**Written task**
Take the entries below and reproduce them word for word.
________________________________________
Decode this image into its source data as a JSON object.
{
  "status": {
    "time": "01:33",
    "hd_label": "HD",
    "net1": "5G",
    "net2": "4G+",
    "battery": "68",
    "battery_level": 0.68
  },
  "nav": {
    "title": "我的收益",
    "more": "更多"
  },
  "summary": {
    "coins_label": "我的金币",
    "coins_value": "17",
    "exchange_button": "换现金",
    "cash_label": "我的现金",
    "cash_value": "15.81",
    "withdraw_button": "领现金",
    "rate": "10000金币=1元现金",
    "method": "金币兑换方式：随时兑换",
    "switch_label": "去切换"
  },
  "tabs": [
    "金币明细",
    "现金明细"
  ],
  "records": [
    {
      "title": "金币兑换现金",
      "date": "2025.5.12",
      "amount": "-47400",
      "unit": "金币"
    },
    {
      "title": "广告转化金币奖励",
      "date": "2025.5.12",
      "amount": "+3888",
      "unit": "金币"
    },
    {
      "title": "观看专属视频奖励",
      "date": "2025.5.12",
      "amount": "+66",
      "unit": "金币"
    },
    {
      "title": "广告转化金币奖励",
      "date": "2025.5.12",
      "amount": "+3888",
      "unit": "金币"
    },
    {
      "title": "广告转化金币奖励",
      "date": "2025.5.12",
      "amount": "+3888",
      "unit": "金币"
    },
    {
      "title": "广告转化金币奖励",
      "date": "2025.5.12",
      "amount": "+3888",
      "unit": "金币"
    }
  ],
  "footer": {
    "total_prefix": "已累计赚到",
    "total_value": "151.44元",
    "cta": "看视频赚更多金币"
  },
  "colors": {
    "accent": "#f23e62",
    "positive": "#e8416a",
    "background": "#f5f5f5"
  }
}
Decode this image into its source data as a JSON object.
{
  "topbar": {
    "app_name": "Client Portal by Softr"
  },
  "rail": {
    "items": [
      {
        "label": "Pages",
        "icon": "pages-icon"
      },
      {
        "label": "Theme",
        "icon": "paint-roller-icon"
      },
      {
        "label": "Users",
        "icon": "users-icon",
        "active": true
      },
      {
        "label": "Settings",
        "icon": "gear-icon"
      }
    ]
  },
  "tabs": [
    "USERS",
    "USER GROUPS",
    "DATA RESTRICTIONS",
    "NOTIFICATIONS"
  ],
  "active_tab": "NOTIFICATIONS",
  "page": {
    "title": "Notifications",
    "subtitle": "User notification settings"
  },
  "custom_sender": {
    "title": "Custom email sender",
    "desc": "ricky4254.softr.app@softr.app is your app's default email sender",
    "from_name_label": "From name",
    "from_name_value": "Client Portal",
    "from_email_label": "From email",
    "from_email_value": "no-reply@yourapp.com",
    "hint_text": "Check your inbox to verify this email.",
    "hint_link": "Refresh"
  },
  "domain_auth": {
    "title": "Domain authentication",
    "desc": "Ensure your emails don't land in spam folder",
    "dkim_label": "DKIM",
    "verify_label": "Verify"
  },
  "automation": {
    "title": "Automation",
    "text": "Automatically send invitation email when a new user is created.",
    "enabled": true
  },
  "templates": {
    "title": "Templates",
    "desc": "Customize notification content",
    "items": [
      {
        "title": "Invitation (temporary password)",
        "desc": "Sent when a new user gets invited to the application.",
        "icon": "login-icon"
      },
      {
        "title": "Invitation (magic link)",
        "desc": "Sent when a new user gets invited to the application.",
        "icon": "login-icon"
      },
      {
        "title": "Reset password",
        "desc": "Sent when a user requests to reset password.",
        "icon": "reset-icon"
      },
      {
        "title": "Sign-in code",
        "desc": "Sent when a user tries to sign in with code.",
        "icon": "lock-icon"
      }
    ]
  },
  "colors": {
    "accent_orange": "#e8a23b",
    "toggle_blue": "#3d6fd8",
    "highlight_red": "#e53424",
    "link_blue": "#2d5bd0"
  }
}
________________________________________
**Expected output**
Decode this image into its source data as a JSON object.
{
  "status": {
    "time": "01:33",
    "hd_label": "HD",
    "net1": "5G",
    "net2": "4G+",
    "battery": "68",
    "battery_level": 0.68
  },
  "nav": {
    "title": "我的收益",
    "more": "更多"
  },
  "summary": {
    "coins_label": "我的金币",
    "coins_value": "17",
    "exchange_button": "换现金",
    "cash_label": "我的现金",
    "cash_value": "15.81",
    "withdraw_button": "领现金",
    "rate": "10000金币=1元现金",
    "method": "金币兑换方式：随时兑换",
    "switch_label": "去切换"
  },
  "tabs": [
    "金币明细",
    "现金明细"
  ],
  "records": [
    {
      "title": "金币兑换现金",
      "date": "2025.5.12",
      "amount": "-47400",
      "unit": "金币"
    },
    {
      "title": "广告转化金币奖励",
      "date": "2025.5.12",
      "amount": "+3888",
      "unit": "金币"
    },
    {
      "title": "观看专属视频奖励",
      "date": "2025.5.12",
      "amount": "+66",
      "unit": "金币"
    },
    {
      "title": "广告转化金币奖励",
      "date": "2025.5.12",
      "amount": "+3888",
      "unit": "金币"
    },
    {
      "title": "广告转化金币奖励",
      "date": "2025.5.12",
      "amount": "+3888",
      "unit": "金币"
    },
    {
      "title": "广告转化金币奖励",
      "date": "2025.5.12",
      "amount": "+3888",
      "unit": "金币"
    }
  ],
  "footer": {
    "total_prefix": "已累计赚到",
    "total_value": "151.44元",
    "cta": "看视频赚更多金币"
  },
  "colors": {
    "accent": "#f23e62",
    "positive": "#e8416a",
    "background": "#f5f5f5"
  }
}
Decode this image into its source data as a JSON object.
{
  "topbar": {
    "app_name": "Client Portal by Softr"
  },
  "rail": {
    "items": [
      {
        "label": "Pages",
        "icon": "pages-icon"
      },
      {
        "label": "Theme",
        "icon": "paint-roller-icon"
      },
      {
        "label": "Users",
        "icon": "users-icon",
        "active": true
      },
      {
        "label": "Settings",
        "icon": "gear-icon"
      }
    ]
  },
  "tabs": [
    "USERS",
    "USER GROUPS",
    "DATA RESTRICTIONS",
    "NOTIFICATIONS"
  ],
  "active_tab": "NOTIFICATIONS",
  "page": {
    "title": "Notifications",
    "subtitle": "User notification settings"
  },
  "custom_sender": {
    "title": "Custom email sender",
    "desc": "ricky4254.softr.app@softr.app is your app's default email sender",
    "from_name_label": "From name",
    "from_name_value": "Client Portal",
    "from_email_label": "From email",
    "from_email_value": "no-reply@yourapp.com",
    "hint_text": "Check your inbox to verify this email.",
    "hint_link": "Refresh"
  },
  "domain_auth": {
    "title": "Domain authentication",
    "desc": "Ensure your emails don't land in spam folder",
    "dkim_label": "DKIM",
    "verify_label": "Verify"
  },
  "automation": {
    "title": "Automation",
    "text": "Automatically send invitation email when a new user is created.",
    "enabled": true
  },
  "templates": {
    "title": "Templates",
    "desc": "Customize notification content",
    "items": [
      {
        "title": "Invitation (temporary password)",
        "desc": "Sent when a new user gets invited to the application.",
        "icon": "login-icon"
      },
      {
        "title": "Invitation (magic link)",
        "desc": "Sent when a new user gets invited to the application.",
        "icon": "login-icon"
      },
      {
        "title": "Reset password",
        "desc": "Sent when a user requests to reset password.",
        "icon": "reset-icon"
      },
      {
        "title": "Sign-in code",
        "desc": "Sent when a user tries to sign in with code.",
        "icon": "lock-icon"
      }
    ]
  },
  "colors": {
    "accent_orange": "#e8a23b",
    "toggle_blue": "#3d6fd8",
    "highlight_red": "#e53424",
    "link_blue": "#2d5bd0"
  }
}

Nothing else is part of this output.